• Dataset excerpts
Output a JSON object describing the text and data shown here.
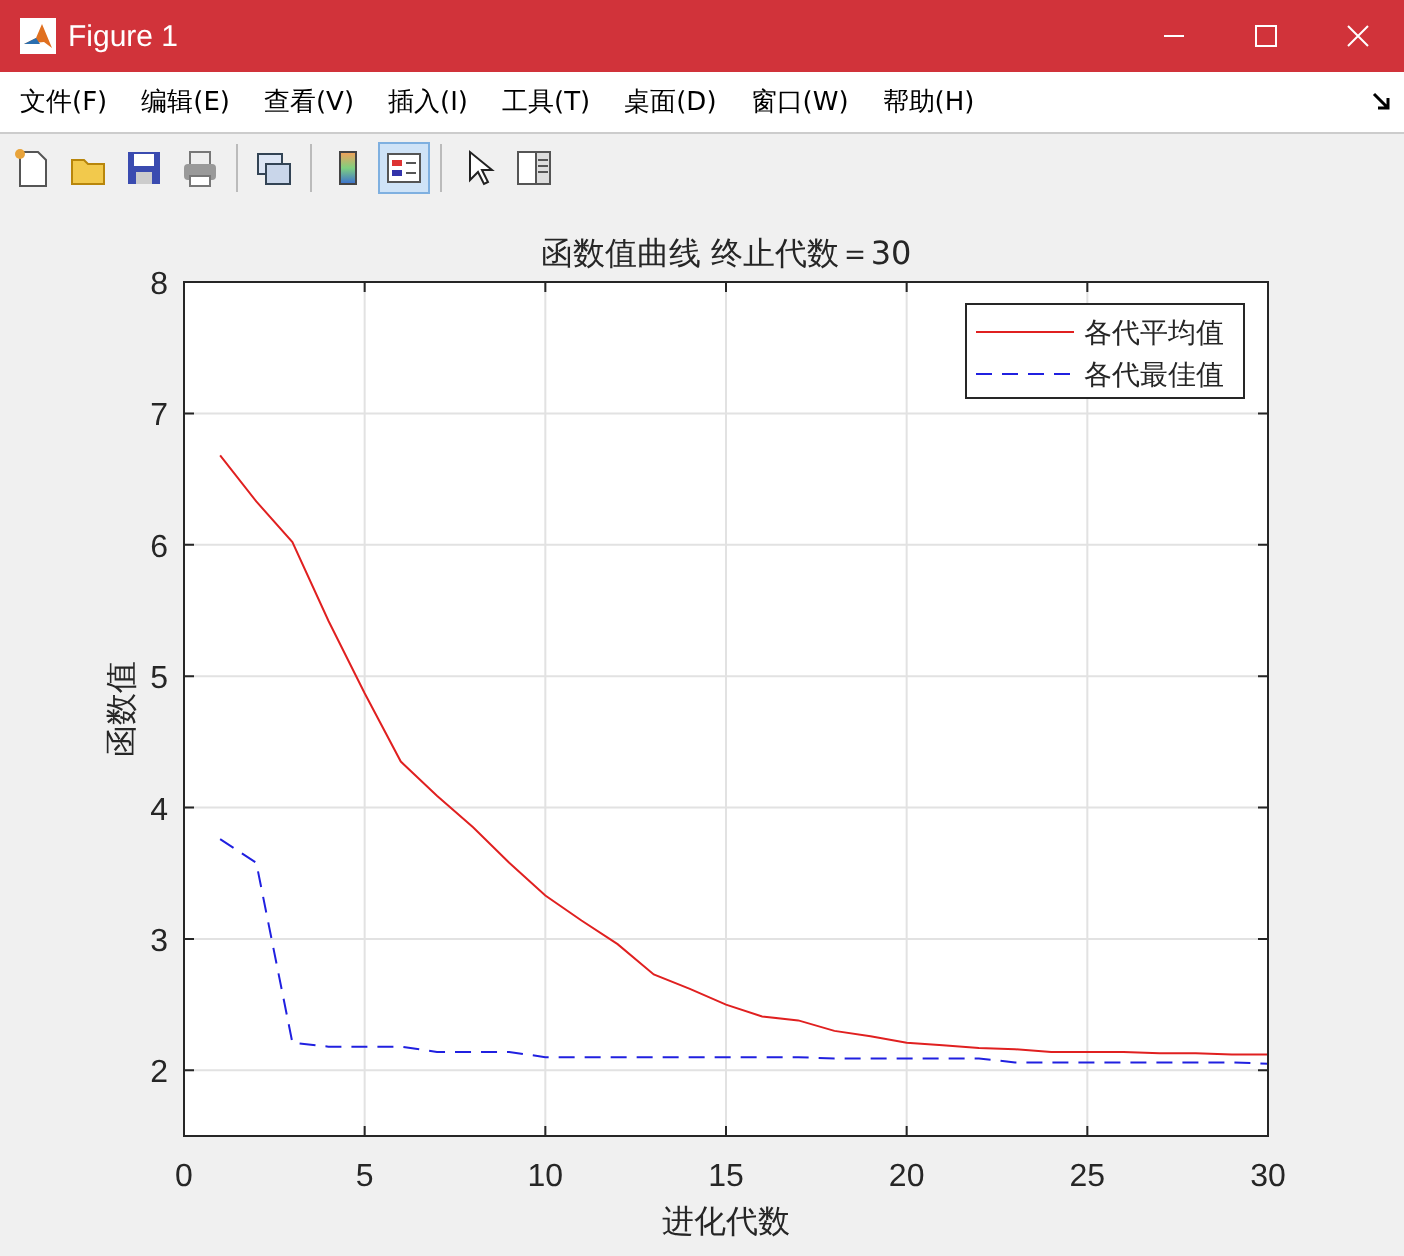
{
  "window": {
    "title": "Figure 1"
  },
  "menu": [
    "文件(F)",
    "编辑(E)",
    "查看(V)",
    "插入(I)",
    "工具(T)",
    "桌面(D)",
    "窗口(W)",
    "帮助(H)"
  ],
  "toolbar": [
    {
      "kind": "new",
      "selected": false
    },
    {
      "kind": "open",
      "selected": false
    },
    {
      "kind": "save",
      "selected": false
    },
    {
      "kind": "print",
      "selected": false
    },
    {
      "kind": "sep"
    },
    {
      "kind": "link",
      "selected": false
    },
    {
      "kind": "sep"
    },
    {
      "kind": "colorbar",
      "selected": false
    },
    {
      "kind": "legend",
      "selected": true
    },
    {
      "kind": "sep"
    },
    {
      "kind": "pointer",
      "selected": false
    },
    {
      "kind": "panel",
      "selected": false
    }
  ],
  "chart_data": {
    "type": "line",
    "title": "函数值曲线  终止代数＝30",
    "xlabel": "进化代数",
    "ylabel": "函数值",
    "x": [
      1,
      2,
      3,
      4,
      5,
      6,
      7,
      8,
      9,
      10,
      11,
      12,
      13,
      14,
      15,
      16,
      17,
      18,
      19,
      20,
      21,
      22,
      23,
      24,
      25,
      26,
      27,
      28,
      29,
      30
    ],
    "series": [
      {
        "name": "各代平均值",
        "color": "#e02020",
        "line_style": "solid",
        "values": [
          6.68,
          6.33,
          6.02,
          5.42,
          4.87,
          4.35,
          4.09,
          3.85,
          3.58,
          3.33,
          3.14,
          2.96,
          2.73,
          2.62,
          2.5,
          2.41,
          2.38,
          2.3,
          2.26,
          2.21,
          2.19,
          2.17,
          2.16,
          2.14,
          2.14,
          2.14,
          2.13,
          2.13,
          2.12,
          2.12
        ]
      },
      {
        "name": "各代最佳值",
        "color": "#2020e0",
        "line_style": "dashed",
        "values": [
          3.76,
          3.58,
          2.21,
          2.18,
          2.18,
          2.18,
          2.14,
          2.14,
          2.14,
          2.1,
          2.1,
          2.1,
          2.1,
          2.1,
          2.1,
          2.1,
          2.1,
          2.09,
          2.09,
          2.09,
          2.09,
          2.09,
          2.06,
          2.06,
          2.06,
          2.06,
          2.06,
          2.06,
          2.06,
          2.05
        ]
      }
    ],
    "grid": true,
    "legend": true,
    "xlim": [
      0,
      30
    ],
    "ylim": [
      1.5,
      8
    ],
    "xticks": [
      0,
      5,
      10,
      15,
      20,
      25,
      30
    ],
    "yticks": [
      2,
      3,
      4,
      5,
      6,
      7,
      8
    ]
  }
}
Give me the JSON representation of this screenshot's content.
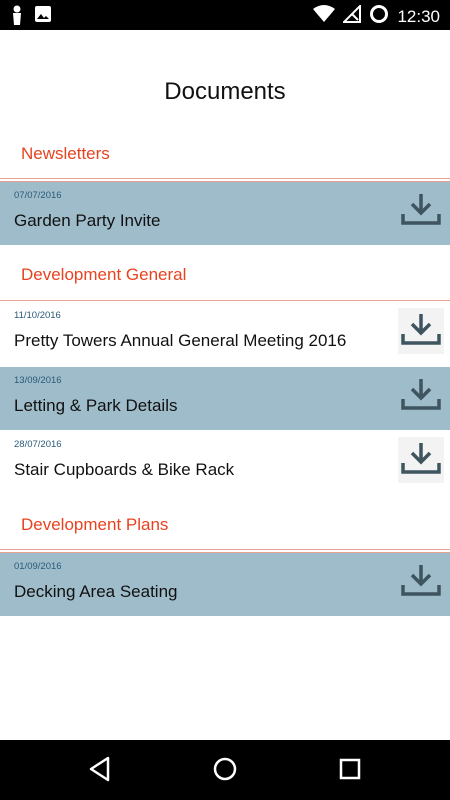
{
  "status_bar": {
    "time": "12:30",
    "left_icons": [
      "person-icon",
      "image-icon"
    ],
    "right_icons": [
      "wifi-icon",
      "no-signal-icon",
      "sync-icon"
    ]
  },
  "page": {
    "title": "Documents"
  },
  "sections": [
    {
      "title": "Newsletters",
      "documents": [
        {
          "date": "07/07/2016",
          "name": "Garden Party Invite"
        }
      ]
    },
    {
      "title": "Development General",
      "documents": [
        {
          "date": "11/10/2016",
          "name": "Pretty Towers Annual General Meeting 2016"
        },
        {
          "date": "13/09/2016",
          "name": "Letting & Park Details"
        },
        {
          "date": "28/07/2016",
          "name": "Stair Cupboards & Bike Rack"
        }
      ]
    },
    {
      "title": "Development Plans",
      "documents": [
        {
          "date": "01/09/2016",
          "name": "Decking Area Seating"
        }
      ]
    }
  ],
  "nav_bar": {
    "buttons": [
      "back-icon",
      "home-icon",
      "recents-icon"
    ]
  },
  "colors": {
    "section_header": "#e8431f",
    "row_shaded": "#9fbccb",
    "row_plain": "#ffffff",
    "date_text": "#2a5a78",
    "download_icon": "#3e5560"
  }
}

• Requirements
Leaving the pictures aside, transcribe the entire listing exactly.

• Task solution
Output a JSON object describing the text and data shown here.
{
  "window": {
    "title": "Figure 1"
  },
  "menu": [
    "文件(F)",
    "编辑(E)",
    "查看(V)",
    "插入(I)",
    "工具(T)",
    "桌面(D)",
    "窗口(W)",
    "帮助(H)"
  ],
  "toolbar": [
    {
      "kind": "new",
      "selected": false
    },
    {
      "kind": "open",
      "selected": false
    },
    {
      "kind": "save",
      "selected": false
    },
    {
      "kind": "print",
      "selected": false
    },
    {
      "kind": "sep"
    },
    {
      "kind": "link",
      "selected": false
    },
    {
      "kind": "sep"
    },
    {
      "kind": "colorbar",
      "selected": false
    },
    {
      "kind": "legend",
      "selected": true
    },
    {
      "kind": "sep"
    },
    {
      "kind": "pointer",
      "selected": false
    },
    {
      "kind": "panel",
      "selected": false
    }
  ],
  "chart_data": {
    "type": "line",
    "title": "函数值曲线  终止代数＝30",
    "xlabel": "进化代数",
    "ylabel": "函数值",
    "x": [
      1,
      2,
      3,
      4,
      5,
      6,
      7,
      8,
      9,
      10,
      11,
      12,
      13,
      14,
      15,
      16,
      17,
      18,
      19,
      20,
      21,
      22,
      23,
      24,
      25,
      26,
      27,
      28,
      29,
      30
    ],
    "series": [
      {
        "name": "各代平均值",
        "color": "#e02020",
        "line_style": "solid",
        "values": [
          6.68,
          6.33,
          6.02,
          5.42,
          4.87,
          4.35,
          4.09,
          3.85,
          3.58,
          3.33,
          3.14,
          2.96,
          2.73,
          2.62,
          2.5,
          2.41,
          2.38,
          2.3,
          2.26,
          2.21,
          2.19,
          2.17,
          2.16,
          2.14,
          2.14,
          2.14,
          2.13,
          2.13,
          2.12,
          2.12
        ]
      },
      {
        "name": "各代最佳值",
        "color": "#2020e0",
        "line_style": "dashed",
        "values": [
          3.76,
          3.58,
          2.21,
          2.18,
          2.18,
          2.18,
          2.14,
          2.14,
          2.14,
          2.1,
          2.1,
          2.1,
          2.1,
          2.1,
          2.1,
          2.1,
          2.1,
          2.09,
          2.09,
          2.09,
          2.09,
          2.09,
          2.06,
          2.06,
          2.06,
          2.06,
          2.06,
          2.06,
          2.06,
          2.05
        ]
      }
    ],
    "grid": true,
    "legend": true,
    "xlim": [
      0,
      30
    ],
    "ylim": [
      1.5,
      8
    ],
    "xticks": [
      0,
      5,
      10,
      15,
      20,
      25,
      30
    ],
    "yticks": [
      2,
      3,
      4,
      5,
      6,
      7,
      8
    ]
  }
}
Give me the JSON representation of this screenshot's content.
{
  "status_bar": {
    "time": "12:30",
    "left_icons": [
      "person-icon",
      "image-icon"
    ],
    "right_icons": [
      "wifi-icon",
      "no-signal-icon",
      "sync-icon"
    ]
  },
  "page": {
    "title": "Documents"
  },
  "sections": [
    {
      "title": "Newsletters",
      "documents": [
        {
          "date": "07/07/2016",
          "name": "Garden Party Invite"
        }
      ]
    },
    {
      "title": "Development General",
      "documents": [
        {
          "date": "11/10/2016",
          "name": "Pretty Towers Annual General Meeting 2016"
        },
        {
          "date": "13/09/2016",
          "name": "Letting & Park Details"
        },
        {
          "date": "28/07/2016",
          "name": "Stair Cupboards & Bike Rack"
        }
      ]
    },
    {
      "title": "Development Plans",
      "documents": [
        {
          "date": "01/09/2016",
          "name": "Decking Area Seating"
        }
      ]
    }
  ],
  "nav_bar": {
    "buttons": [
      "back-icon",
      "home-icon",
      "recents-icon"
    ]
  },
  "colors": {
    "section_header": "#e8431f",
    "row_shaded": "#9fbccb",
    "row_plain": "#ffffff",
    "date_text": "#2a5a78",
    "download_icon": "#3e5560"
  }
}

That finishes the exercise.